Enunciado 1: Localize nos registros todas as linhas que contêm a palavra "label" e copie-as, diferenciando maiúsculas de minúsculas.

Trecho exibido:

□ □ □ □ □

Para procurar dar conta dessa demanda desafiadora foram surgindo ainda em meados dos anos 90 movimentos internos protagonizados pelos próprios batuqueiros, alguns entusiastas e pesquisadores no sentido tanto de ampliar os registros sobre a prática, a pesquisa e documentação, assim como o de garantir a transmissão dos mesmos aos mais jovens a partir de projetos educativos que atualmente estão em pleno desenvolvimento, um dos mais antigos, senão o mais antigo desta nova fase é o Projeto Casa de Batuqueiro iniciado em Piracicaba.
No conjunto de preocupações do projeto estão à preservação da tradição oral e dos valores epistêmicos de matriz bantu expressos na caiumba, entre eles a ancestralidade, a comunidade, a oralidade e a espiritualidade. Estes elementos são pilares de uma tradição que atravessa os séculos tendo como prioridade dar aos seus participantes uma unidade comunitária.

□ □ □ □ □

Entrada:

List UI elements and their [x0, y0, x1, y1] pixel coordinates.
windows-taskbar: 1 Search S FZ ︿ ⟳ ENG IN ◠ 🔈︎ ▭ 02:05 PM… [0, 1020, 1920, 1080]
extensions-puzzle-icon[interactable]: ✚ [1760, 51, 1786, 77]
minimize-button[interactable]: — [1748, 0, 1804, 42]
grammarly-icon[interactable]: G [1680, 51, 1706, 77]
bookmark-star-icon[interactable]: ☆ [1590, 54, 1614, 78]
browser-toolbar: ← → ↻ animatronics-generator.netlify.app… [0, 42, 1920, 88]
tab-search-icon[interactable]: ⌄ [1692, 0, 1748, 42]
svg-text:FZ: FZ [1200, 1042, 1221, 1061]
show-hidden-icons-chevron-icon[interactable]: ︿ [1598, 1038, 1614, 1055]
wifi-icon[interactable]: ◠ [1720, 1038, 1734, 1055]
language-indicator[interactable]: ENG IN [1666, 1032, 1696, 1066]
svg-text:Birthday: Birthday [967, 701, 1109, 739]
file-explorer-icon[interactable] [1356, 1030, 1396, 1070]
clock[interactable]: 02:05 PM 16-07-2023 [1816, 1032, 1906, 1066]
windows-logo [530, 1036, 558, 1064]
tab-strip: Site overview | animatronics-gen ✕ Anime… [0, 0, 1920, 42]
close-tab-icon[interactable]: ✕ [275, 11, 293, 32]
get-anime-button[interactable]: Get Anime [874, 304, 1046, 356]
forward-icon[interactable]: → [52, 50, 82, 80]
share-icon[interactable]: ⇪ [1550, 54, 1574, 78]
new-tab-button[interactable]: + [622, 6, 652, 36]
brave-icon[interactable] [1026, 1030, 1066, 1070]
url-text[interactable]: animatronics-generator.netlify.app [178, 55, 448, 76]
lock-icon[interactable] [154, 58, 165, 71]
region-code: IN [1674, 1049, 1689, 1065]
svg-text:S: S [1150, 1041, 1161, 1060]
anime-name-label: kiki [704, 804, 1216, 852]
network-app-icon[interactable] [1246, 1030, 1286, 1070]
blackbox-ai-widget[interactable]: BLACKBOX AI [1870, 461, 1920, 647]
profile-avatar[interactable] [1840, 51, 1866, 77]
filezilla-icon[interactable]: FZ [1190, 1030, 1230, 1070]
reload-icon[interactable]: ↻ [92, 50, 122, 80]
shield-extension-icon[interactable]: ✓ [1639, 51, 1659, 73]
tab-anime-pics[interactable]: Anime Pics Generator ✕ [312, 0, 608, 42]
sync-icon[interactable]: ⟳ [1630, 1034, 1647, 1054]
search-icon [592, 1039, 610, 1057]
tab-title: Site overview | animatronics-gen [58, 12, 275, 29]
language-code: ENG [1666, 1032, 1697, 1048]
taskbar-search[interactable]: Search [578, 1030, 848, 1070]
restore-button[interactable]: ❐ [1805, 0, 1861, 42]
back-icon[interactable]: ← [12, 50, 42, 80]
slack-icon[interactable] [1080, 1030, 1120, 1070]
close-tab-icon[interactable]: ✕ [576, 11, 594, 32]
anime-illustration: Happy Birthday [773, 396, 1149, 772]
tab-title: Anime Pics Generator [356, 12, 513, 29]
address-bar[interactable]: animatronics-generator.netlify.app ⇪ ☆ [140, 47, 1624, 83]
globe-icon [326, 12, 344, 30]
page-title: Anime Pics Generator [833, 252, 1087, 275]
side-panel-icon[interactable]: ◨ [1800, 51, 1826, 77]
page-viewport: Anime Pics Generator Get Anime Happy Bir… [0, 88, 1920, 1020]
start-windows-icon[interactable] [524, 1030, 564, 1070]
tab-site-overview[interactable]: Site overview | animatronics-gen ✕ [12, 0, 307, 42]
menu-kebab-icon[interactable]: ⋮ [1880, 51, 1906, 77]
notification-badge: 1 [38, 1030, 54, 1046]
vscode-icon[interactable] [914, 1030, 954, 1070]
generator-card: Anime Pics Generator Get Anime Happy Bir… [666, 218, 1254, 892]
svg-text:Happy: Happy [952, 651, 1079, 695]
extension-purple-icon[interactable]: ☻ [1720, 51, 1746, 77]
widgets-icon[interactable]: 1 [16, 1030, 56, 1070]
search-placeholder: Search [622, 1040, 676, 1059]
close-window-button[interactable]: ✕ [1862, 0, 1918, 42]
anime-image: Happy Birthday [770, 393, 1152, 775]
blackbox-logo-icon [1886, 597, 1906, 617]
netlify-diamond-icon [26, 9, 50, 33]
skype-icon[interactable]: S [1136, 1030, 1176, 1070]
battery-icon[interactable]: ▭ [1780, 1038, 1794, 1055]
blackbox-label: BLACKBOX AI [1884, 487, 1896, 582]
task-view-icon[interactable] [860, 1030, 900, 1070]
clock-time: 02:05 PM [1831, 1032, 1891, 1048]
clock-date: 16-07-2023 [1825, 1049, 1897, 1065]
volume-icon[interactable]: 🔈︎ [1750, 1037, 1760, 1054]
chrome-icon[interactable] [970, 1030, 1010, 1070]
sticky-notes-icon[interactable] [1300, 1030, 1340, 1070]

□ □ □ □ □

Enunciado 2:
Responda com base no trecho exibido:
(a) Em que cidade foi iniciado o Projeto Casa de Batuqueiro?
(b) Quais valores epistêmicos de matriz bantu expressos na caiumba são citados?
(c) Em que período começaram a surgir os movimentos internos protagonizados pelos próprios batuqueiros?

Resposta esperada 1:
anime-name-label: kiki [704, 804, 1216, 852]
blackbox-label: BLACKBOX AI [1884, 487, 1896, 582]

Resposta esperada 2:
(a) Piracicaba.
(b) A ancestralidade, a comunidade, a oralidade e a espiritualidade.
(c) Em meados dos anos 90.